=== Source data ===

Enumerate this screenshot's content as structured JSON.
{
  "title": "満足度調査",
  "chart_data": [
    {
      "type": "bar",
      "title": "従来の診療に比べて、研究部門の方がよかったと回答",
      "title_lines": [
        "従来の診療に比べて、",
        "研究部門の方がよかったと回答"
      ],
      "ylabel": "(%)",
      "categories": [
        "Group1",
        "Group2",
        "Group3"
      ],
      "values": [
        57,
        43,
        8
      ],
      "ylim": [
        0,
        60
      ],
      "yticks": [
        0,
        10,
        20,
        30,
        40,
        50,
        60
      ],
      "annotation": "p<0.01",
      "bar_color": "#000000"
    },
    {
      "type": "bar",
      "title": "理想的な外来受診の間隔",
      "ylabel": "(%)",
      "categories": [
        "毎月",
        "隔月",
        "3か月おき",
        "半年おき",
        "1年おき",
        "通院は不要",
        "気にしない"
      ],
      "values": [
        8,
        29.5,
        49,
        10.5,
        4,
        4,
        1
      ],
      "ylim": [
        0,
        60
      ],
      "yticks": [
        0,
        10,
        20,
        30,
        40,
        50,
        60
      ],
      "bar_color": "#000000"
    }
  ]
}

===

Work required:
Return each entry from the material above exactly as it appears.

Finished answer:
Enumerate this screenshot's content as structured JSON.
{
  "title": "満足度調査",
  "chart_data": [
    {
      "type": "bar",
      "title": "従来の診療に比べて、研究部門の方がよかったと回答",
      "title_lines": [
        "従来の診療に比べて、",
        "研究部門の方がよかったと回答"
      ],
      "ylabel": "(%)",
      "categories": [
        "Group1",
        "Group2",
        "Group3"
      ],
      "values": [
        57,
        43,
        8
      ],
      "ylim": [
        0,
        60
      ],
      "yticks": [
        0,
        10,
        20,
        30,
        40,
        50,
        60
      ],
      "annotation": "p<0.01",
      "bar_color": "#000000"
    },
    {
      "type": "bar",
      "title": "理想的な外来受診の間隔",
      "ylabel": "(%)",
      "categories": [
        "毎月",
        "隔月",
        "3か月おき",
        "半年おき",
        "1年おき",
        "通院は不要",
        "気にしない"
      ],
      "values": [
        8,
        29.5,
        49,
        10.5,
        4,
        4,
        1
      ],
      "ylim": [
        0,
        60
      ],
      "yticks": [
        0,
        10,
        20,
        30,
        40,
        50,
        60
      ],
      "bar_color": "#000000"
    }
  ]
}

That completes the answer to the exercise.